WHAT THE TASK ASKS: Return all of the entries word for word, but omit the pictures they contain.

Dataset records:

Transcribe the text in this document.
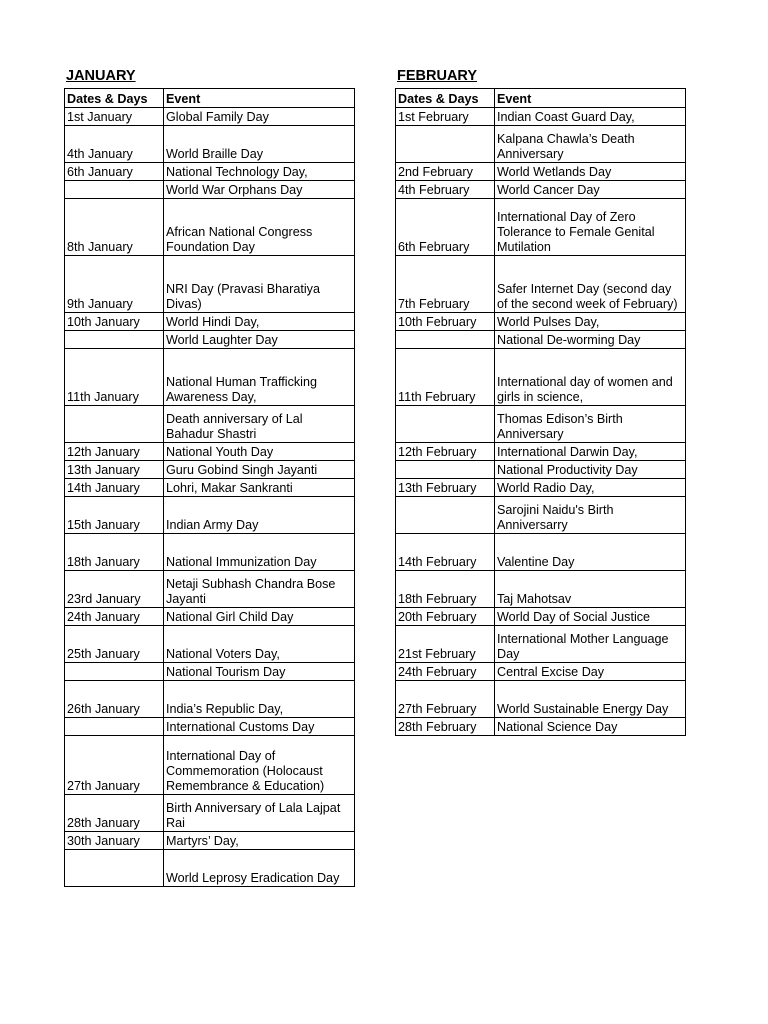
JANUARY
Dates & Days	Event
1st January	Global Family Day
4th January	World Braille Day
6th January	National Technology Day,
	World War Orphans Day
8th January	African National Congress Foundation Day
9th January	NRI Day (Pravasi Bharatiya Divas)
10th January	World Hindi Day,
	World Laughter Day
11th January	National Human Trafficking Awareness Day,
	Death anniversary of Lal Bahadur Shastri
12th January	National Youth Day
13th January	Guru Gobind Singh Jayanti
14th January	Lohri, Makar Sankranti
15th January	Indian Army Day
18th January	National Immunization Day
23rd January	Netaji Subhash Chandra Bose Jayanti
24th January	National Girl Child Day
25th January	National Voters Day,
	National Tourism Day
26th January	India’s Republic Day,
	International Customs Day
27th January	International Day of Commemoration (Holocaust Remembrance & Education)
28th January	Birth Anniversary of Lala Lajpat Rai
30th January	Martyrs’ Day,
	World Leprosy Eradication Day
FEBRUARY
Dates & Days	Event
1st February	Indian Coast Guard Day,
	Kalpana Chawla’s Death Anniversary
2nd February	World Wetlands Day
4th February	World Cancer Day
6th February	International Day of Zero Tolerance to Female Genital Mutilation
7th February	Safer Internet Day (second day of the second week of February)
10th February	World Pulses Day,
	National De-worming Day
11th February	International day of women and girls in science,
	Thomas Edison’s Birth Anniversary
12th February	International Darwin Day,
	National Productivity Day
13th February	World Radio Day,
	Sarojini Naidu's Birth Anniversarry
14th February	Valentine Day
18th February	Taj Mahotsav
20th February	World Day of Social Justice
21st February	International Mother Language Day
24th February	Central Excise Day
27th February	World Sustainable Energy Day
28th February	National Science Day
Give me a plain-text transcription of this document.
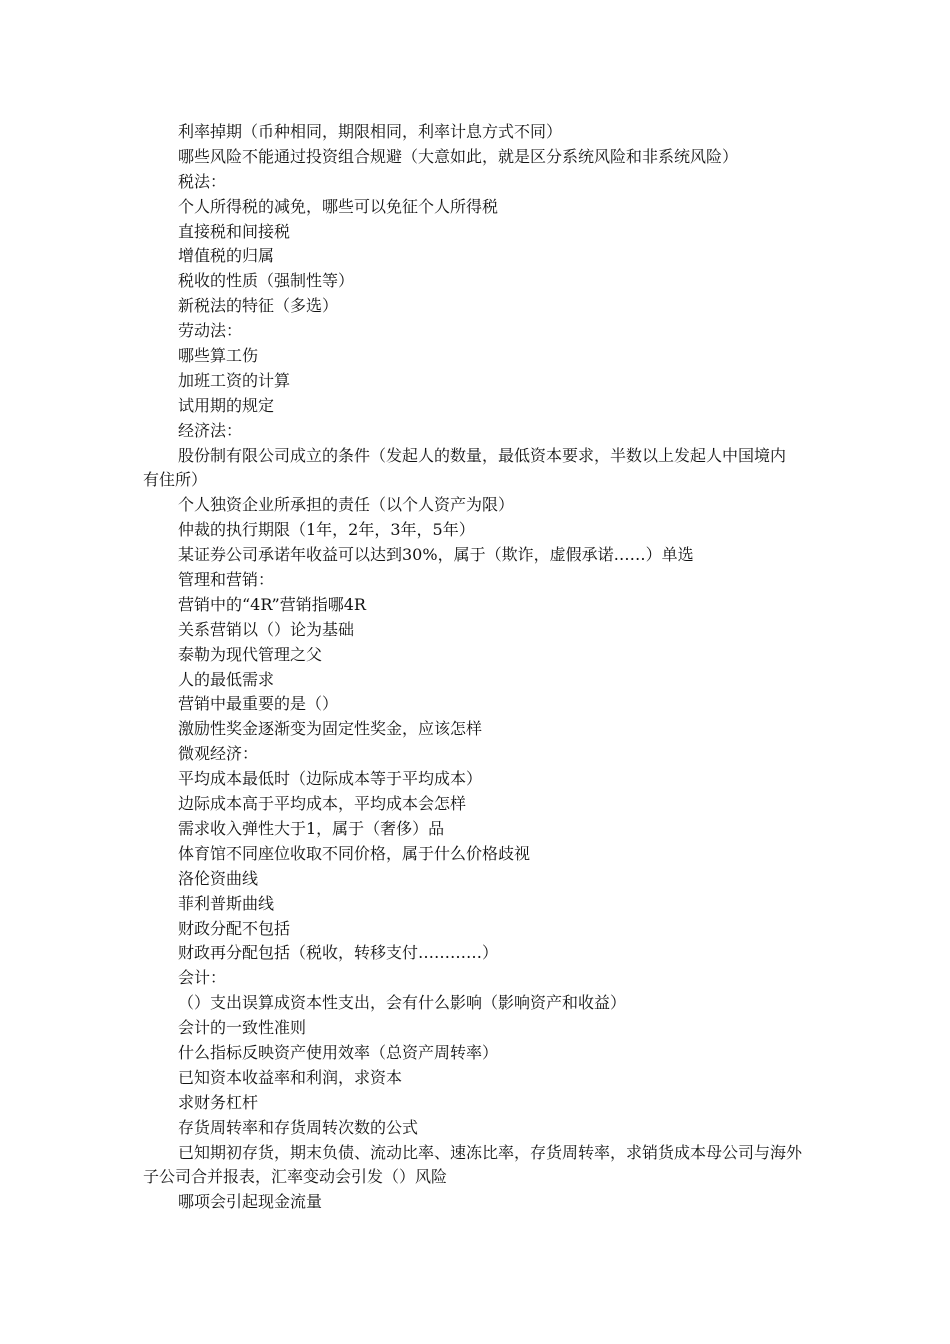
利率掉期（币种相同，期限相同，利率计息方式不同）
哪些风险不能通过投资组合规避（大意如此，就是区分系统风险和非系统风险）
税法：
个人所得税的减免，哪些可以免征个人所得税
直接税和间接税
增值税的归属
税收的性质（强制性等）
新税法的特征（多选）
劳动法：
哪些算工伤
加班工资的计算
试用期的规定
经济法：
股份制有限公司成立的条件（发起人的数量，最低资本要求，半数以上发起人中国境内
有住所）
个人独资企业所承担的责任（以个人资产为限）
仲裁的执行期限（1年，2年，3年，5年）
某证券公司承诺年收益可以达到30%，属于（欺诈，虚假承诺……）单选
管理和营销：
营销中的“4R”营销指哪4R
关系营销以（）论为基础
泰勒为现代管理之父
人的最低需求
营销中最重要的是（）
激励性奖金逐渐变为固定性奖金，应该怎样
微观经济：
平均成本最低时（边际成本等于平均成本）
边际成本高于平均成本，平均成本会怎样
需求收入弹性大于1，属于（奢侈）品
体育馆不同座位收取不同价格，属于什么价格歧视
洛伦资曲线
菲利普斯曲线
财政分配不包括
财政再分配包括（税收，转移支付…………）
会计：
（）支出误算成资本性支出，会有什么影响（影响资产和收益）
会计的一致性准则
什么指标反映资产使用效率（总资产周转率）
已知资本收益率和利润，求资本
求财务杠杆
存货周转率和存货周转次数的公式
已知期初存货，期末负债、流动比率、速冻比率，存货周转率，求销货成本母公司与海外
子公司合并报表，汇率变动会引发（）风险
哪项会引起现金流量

SOLUTION:
Transcribe the text in this document.
JANUARY
Dates & Days	Event
1st January	Global Family Day
4th January	World Braille Day
6th January	National Technology Day,
	World War Orphans Day
8th January	African National Congress Foundation Day
9th January	NRI Day (Pravasi Bharatiya Divas)
10th January	World Hindi Day,
	World Laughter Day
11th January	National Human Trafficking Awareness Day,
	Death anniversary of Lal Bahadur Shastri
12th January	National Youth Day
13th January	Guru Gobind Singh Jayanti
14th January	Lohri, Makar Sankranti
15th January	Indian Army Day
18th January	National Immunization Day
23rd January	Netaji Subhash Chandra Bose Jayanti
24th January	National Girl Child Day
25th January	National Voters Day,
	National Tourism Day
26th January	India’s Republic Day,
	International Customs Day
27th January	International Day of Commemoration (Holocaust Remembrance & Education)
28th January	Birth Anniversary of Lala Lajpat Rai
30th January	Martyrs’ Day,
	World Leprosy Eradication Day
FEBRUARY
Dates & Days	Event
1st February	Indian Coast Guard Day,
	Kalpana Chawla’s Death Anniversary
2nd February	World Wetlands Day
4th February	World Cancer Day
6th February	International Day of Zero Tolerance to Female Genital Mutilation
7th February	Safer Internet Day (second day of the second week of February)
10th February	World Pulses Day,
	National De-worming Day
11th February	International day of women and girls in science,
	Thomas Edison’s Birth Anniversary
12th February	International Darwin Day,
	National Productivity Day
13th February	World Radio Day,
	Sarojini Naidu's Birth Anniversarry
14th February	Valentine Day
18th February	Taj Mahotsav
20th February	World Day of Social Justice
21st February	International Mother Language Day
24th February	Central Excise Day
27th February	World Sustainable Energy Day
28th February	National Science Day
Give me a plain-text transcription of this document.
利率掉期（币种相同，期限相同，利率计息方式不同）
哪些风险不能通过投资组合规避（大意如此，就是区分系统风险和非系统风险）
税法：
个人所得税的减免，哪些可以免征个人所得税
直接税和间接税
增值税的归属
税收的性质（强制性等）
新税法的特征（多选）
劳动法：
哪些算工伤
加班工资的计算
试用期的规定
经济法：
股份制有限公司成立的条件（发起人的数量，最低资本要求，半数以上发起人中国境内
有住所）
个人独资企业所承担的责任（以个人资产为限）
仲裁的执行期限（1年，2年，3年，5年）
某证券公司承诺年收益可以达到30%，属于（欺诈，虚假承诺……）单选
管理和营销：
营销中的“4R”营销指哪4R
关系营销以（）论为基础
泰勒为现代管理之父
人的最低需求
营销中最重要的是（）
激励性奖金逐渐变为固定性奖金，应该怎样
微观经济：
平均成本最低时（边际成本等于平均成本）
边际成本高于平均成本，平均成本会怎样
需求收入弹性大于1，属于（奢侈）品
体育馆不同座位收取不同价格，属于什么价格歧视
洛伦资曲线
菲利普斯曲线
财政分配不包括
财政再分配包括（税收，转移支付…………）
会计：
（）支出误算成资本性支出，会有什么影响（影响资产和收益）
会计的一致性准则
什么指标反映资产使用效率（总资产周转率）
已知资本收益率和利润，求资本
求财务杠杆
存货周转率和存货周转次数的公式
已知期初存货，期末负债、流动比率、速冻比率，存货周转率，求销货成本母公司与海外
子公司合并报表，汇率变动会引发（）风险
哪项会引起现金流量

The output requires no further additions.